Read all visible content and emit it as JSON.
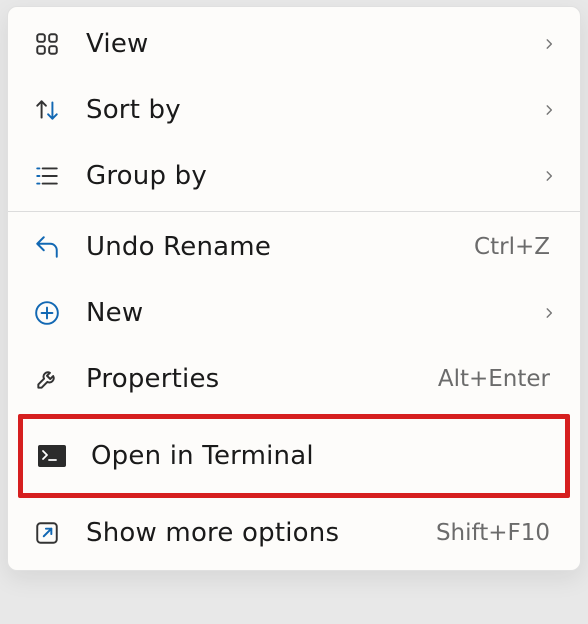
{
  "menu": {
    "view": {
      "label": "View",
      "has_submenu": true
    },
    "sort_by": {
      "label": "Sort by",
      "has_submenu": true
    },
    "group_by": {
      "label": "Group by",
      "has_submenu": true
    },
    "undo_rename": {
      "label": "Undo Rename",
      "shortcut": "Ctrl+Z"
    },
    "new": {
      "label": "New",
      "has_submenu": true
    },
    "properties": {
      "label": "Properties",
      "shortcut": "Alt+Enter"
    },
    "open_terminal": {
      "label": "Open in Terminal"
    },
    "show_more": {
      "label": "Show more options",
      "shortcut": "Shift+F10"
    }
  },
  "colors": {
    "icon_blue": "#1268b3",
    "icon_dark": "#333333",
    "chevron": "#777777",
    "highlight": "#d61f1f"
  }
}
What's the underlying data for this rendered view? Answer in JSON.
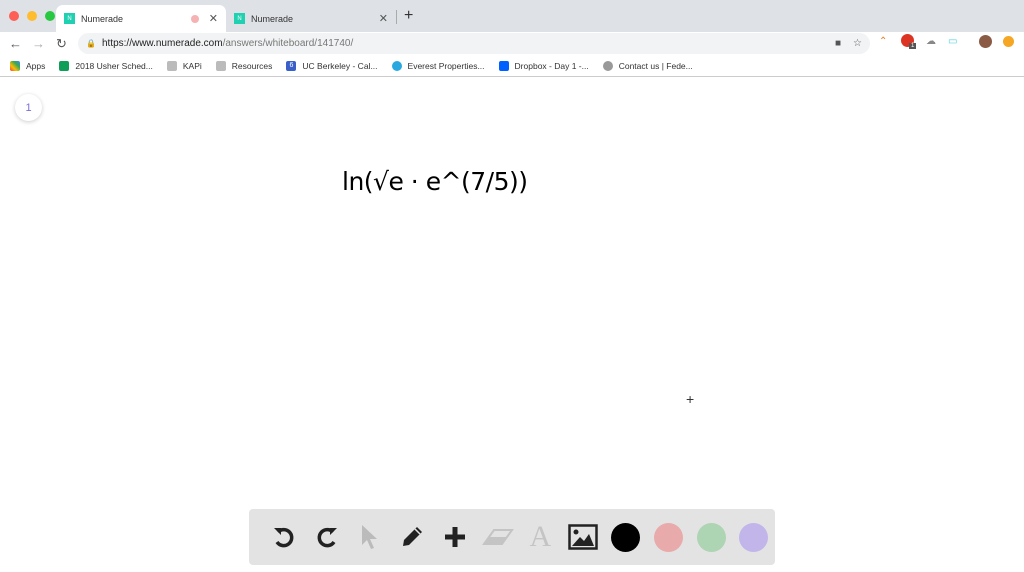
{
  "browser": {
    "tabs": [
      {
        "title": "Numerade",
        "active": true,
        "recording": true
      },
      {
        "title": "Numerade",
        "active": false
      }
    ],
    "url_host": "https://www.numerade.com",
    "url_path": "/answers/whiteboard/141740/",
    "bookmarks": [
      {
        "label": "Apps",
        "icon": "apps-grid-icon"
      },
      {
        "label": "2018 Usher Sched...",
        "icon": "sheets-icon"
      },
      {
        "label": "KAPi",
        "icon": "folder-icon"
      },
      {
        "label": "Resources",
        "icon": "folder-icon"
      },
      {
        "label": "UC Berkeley - Cal...",
        "icon": "calendar-icon"
      },
      {
        "label": "Everest Properties...",
        "icon": "refresh-circle-icon"
      },
      {
        "label": "Dropbox - Day 1 -...",
        "icon": "dropbox-icon"
      },
      {
        "label": "Contact us | Fede...",
        "icon": "globe-icon"
      }
    ],
    "extension_badge": "1"
  },
  "whiteboard": {
    "page_number": "1",
    "handwriting": "ln(√e · e^(7/5))",
    "colors": {
      "black": "#000000",
      "red": "#e8aaaa",
      "green": "#add4b3",
      "purple": "#c1b5ea"
    }
  }
}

▶ **Aim of the task**: Omit the pictures and print again exactly the lines from the one with "What's the underlying" through the final line of the entries, both ends included.

▶ **Final result**:
What's the underlying data for this rendered view? Answer in JSON.
{
  "browser": {
    "tabs": [
      {
        "title": "Numerade",
        "active": true,
        "recording": true
      },
      {
        "title": "Numerade",
        "active": false
      }
    ],
    "url_host": "https://www.numerade.com",
    "url_path": "/answers/whiteboard/141740/",
    "bookmarks": [
      {
        "label": "Apps",
        "icon": "apps-grid-icon"
      },
      {
        "label": "2018 Usher Sched...",
        "icon": "sheets-icon"
      },
      {
        "label": "KAPi",
        "icon": "folder-icon"
      },
      {
        "label": "Resources",
        "icon": "folder-icon"
      },
      {
        "label": "UC Berkeley - Cal...",
        "icon": "calendar-icon"
      },
      {
        "label": "Everest Properties...",
        "icon": "refresh-circle-icon"
      },
      {
        "label": "Dropbox - Day 1 -...",
        "icon": "dropbox-icon"
      },
      {
        "label": "Contact us | Fede...",
        "icon": "globe-icon"
      }
    ],
    "extension_badge": "1"
  },
  "whiteboard": {
    "page_number": "1",
    "handwriting": "ln(√e · e^(7/5))",
    "colors": {
      "black": "#000000",
      "red": "#e8aaaa",
      "green": "#add4b3",
      "purple": "#c1b5ea"
    }
  }
}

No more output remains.